§ Required task
In the material below, find all lines with the string "price" and copy them.

§ Material provided

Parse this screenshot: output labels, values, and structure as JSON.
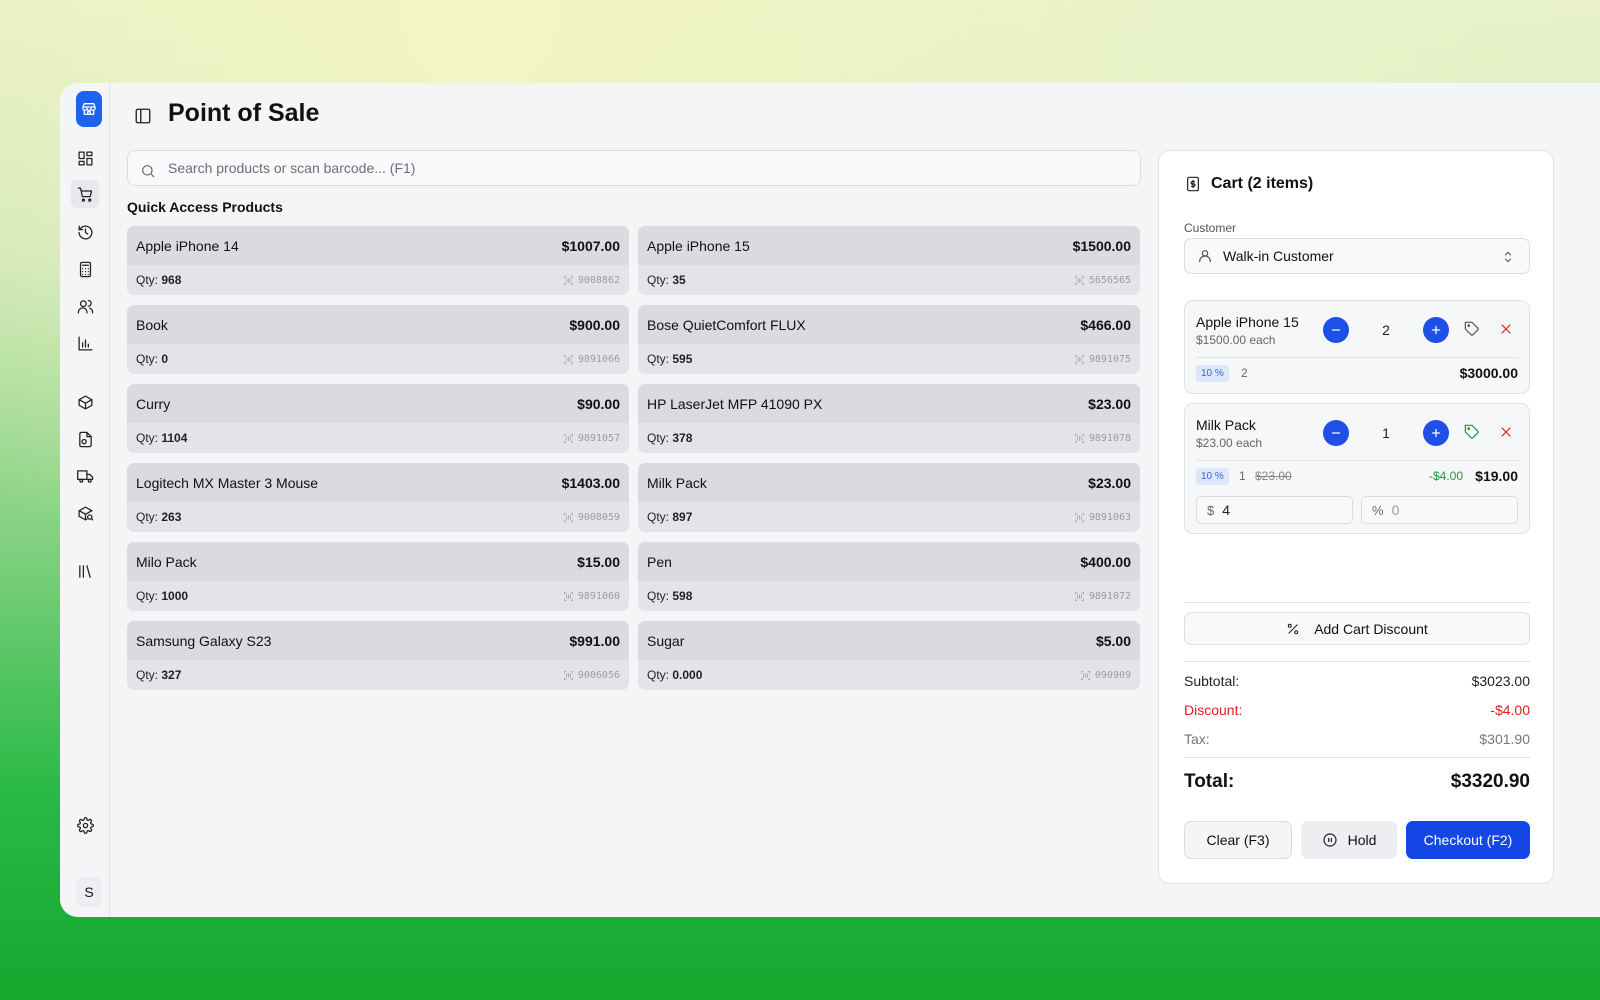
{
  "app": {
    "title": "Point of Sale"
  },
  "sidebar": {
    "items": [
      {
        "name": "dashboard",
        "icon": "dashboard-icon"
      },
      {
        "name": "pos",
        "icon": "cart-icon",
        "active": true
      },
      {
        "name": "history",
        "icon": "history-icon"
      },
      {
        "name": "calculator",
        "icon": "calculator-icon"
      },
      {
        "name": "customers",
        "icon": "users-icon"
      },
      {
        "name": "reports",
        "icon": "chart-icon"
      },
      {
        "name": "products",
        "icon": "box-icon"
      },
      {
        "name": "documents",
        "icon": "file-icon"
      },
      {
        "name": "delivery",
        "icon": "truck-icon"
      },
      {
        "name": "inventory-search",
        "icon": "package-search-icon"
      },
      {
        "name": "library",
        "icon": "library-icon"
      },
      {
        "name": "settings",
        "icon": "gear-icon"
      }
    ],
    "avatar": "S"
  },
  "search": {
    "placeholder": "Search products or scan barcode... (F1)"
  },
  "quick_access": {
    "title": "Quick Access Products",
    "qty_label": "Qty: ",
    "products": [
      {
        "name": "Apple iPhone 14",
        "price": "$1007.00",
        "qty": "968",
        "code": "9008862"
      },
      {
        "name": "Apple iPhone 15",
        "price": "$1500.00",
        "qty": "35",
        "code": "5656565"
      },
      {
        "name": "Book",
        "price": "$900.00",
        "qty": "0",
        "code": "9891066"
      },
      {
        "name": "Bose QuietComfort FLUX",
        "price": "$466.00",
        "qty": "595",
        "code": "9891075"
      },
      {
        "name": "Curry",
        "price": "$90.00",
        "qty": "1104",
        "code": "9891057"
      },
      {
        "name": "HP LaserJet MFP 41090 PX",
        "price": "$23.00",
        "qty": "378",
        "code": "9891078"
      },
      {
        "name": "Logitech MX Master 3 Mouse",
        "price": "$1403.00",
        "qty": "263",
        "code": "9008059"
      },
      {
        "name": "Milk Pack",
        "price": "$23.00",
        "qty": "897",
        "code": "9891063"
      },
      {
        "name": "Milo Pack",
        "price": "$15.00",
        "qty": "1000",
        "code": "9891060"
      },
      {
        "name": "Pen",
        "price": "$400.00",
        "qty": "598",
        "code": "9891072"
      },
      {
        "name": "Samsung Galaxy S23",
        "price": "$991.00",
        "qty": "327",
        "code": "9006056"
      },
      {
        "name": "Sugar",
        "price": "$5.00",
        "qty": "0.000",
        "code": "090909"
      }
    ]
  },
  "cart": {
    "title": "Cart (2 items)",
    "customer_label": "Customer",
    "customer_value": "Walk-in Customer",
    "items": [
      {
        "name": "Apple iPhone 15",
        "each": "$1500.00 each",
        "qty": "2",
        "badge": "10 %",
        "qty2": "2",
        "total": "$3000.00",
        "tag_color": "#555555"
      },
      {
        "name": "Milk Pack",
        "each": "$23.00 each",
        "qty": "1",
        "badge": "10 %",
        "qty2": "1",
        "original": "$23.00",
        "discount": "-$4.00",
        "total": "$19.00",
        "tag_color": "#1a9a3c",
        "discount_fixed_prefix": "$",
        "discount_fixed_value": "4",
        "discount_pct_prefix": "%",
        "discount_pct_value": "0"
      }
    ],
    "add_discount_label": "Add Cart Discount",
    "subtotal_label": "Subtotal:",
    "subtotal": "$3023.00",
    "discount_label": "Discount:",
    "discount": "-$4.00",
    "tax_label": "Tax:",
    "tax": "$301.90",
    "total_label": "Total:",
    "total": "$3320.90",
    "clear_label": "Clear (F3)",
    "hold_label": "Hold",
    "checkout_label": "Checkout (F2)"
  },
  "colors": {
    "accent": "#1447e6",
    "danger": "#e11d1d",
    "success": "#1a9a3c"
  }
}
---
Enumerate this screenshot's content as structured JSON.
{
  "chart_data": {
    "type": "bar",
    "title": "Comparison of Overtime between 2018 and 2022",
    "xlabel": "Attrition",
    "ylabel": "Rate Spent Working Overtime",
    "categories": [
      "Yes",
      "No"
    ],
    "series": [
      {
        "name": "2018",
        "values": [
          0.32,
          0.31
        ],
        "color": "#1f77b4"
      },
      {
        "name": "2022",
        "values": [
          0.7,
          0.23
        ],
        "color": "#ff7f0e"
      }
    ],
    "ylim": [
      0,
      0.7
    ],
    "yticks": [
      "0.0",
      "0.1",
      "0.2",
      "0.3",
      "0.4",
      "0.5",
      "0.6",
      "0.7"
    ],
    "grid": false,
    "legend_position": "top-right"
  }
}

§ Response to this task
        "price": "$1007.00",
        "price": "$1500.00",
        "price": "$900.00",
        "price": "$466.00",
        "price": "$90.00",
        "price": "$23.00",
        "price": "$1403.00",
        "price": "$23.00",
        "price": "$15.00",
        "price": "$400.00",
        "price": "$991.00",
        "price": "$5.00",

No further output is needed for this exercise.